- _Task to carry out_: Below is the data. Give it again, complete and exact.

A run of records:
== == ==

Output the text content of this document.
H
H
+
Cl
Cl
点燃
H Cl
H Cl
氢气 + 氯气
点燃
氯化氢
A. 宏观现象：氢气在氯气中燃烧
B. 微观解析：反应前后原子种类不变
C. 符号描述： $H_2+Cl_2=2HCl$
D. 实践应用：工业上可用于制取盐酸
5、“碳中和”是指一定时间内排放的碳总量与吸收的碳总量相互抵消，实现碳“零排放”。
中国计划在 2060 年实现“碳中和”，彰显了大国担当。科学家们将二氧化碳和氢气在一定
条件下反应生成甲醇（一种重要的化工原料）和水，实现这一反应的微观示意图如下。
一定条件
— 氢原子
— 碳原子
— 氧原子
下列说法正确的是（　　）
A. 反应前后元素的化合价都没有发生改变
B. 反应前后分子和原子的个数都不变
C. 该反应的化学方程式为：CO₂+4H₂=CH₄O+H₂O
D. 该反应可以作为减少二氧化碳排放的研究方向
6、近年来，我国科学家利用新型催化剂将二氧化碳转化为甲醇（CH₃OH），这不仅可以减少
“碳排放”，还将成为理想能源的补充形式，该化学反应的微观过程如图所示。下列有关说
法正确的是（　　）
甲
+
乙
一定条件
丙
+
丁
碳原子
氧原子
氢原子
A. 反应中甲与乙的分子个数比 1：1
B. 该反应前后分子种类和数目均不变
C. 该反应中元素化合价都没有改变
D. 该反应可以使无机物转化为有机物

== == ==

- _Solution to this exercise_:
Output the text content of this document.
H
H
+
Cl
Cl
点燃
H Cl
H Cl
氢气 + 氯气
点燃
氯化氢
A. 宏观现象：氢气在氯气中燃烧
B. 微观解析：反应前后原子种类不变
C. 符号描述： $H_2+Cl_2=2HCl$
D. 实践应用：工业上可用于制取盐酸
5、“碳中和”是指一定时间内排放的碳总量与吸收的碳总量相互抵消，实现碳“零排放”。
中国计划在 2060 年实现“碳中和”，彰显了大国担当。科学家们将二氧化碳和氢气在一定
条件下反应生成甲醇（一种重要的化工原料）和水，实现这一反应的微观示意图如下。
一定条件
— 氢原子
— 碳原子
— 氧原子
下列说法正确的是（　　）
A. 反应前后元素的化合价都没有发生改变
B. 反应前后分子和原子的个数都不变
C. 该反应的化学方程式为：CO₂+4H₂=CH₄O+H₂O
D. 该反应可以作为减少二氧化碳排放的研究方向
6、近年来，我国科学家利用新型催化剂将二氧化碳转化为甲醇（CH₃OH），这不仅可以减少
“碳排放”，还将成为理想能源的补充形式，该化学反应的微观过程如图所示。下列有关说
法正确的是（　　）
甲
+
乙
一定条件
丙
+
丁
碳原子
氧原子
氢原子
A. 反应中甲与乙的分子个数比 1：1
B. 该反应前后分子种类和数目均不变
C. 该反应中元素化合价都没有改变
D. 该反应可以使无机物转化为有机物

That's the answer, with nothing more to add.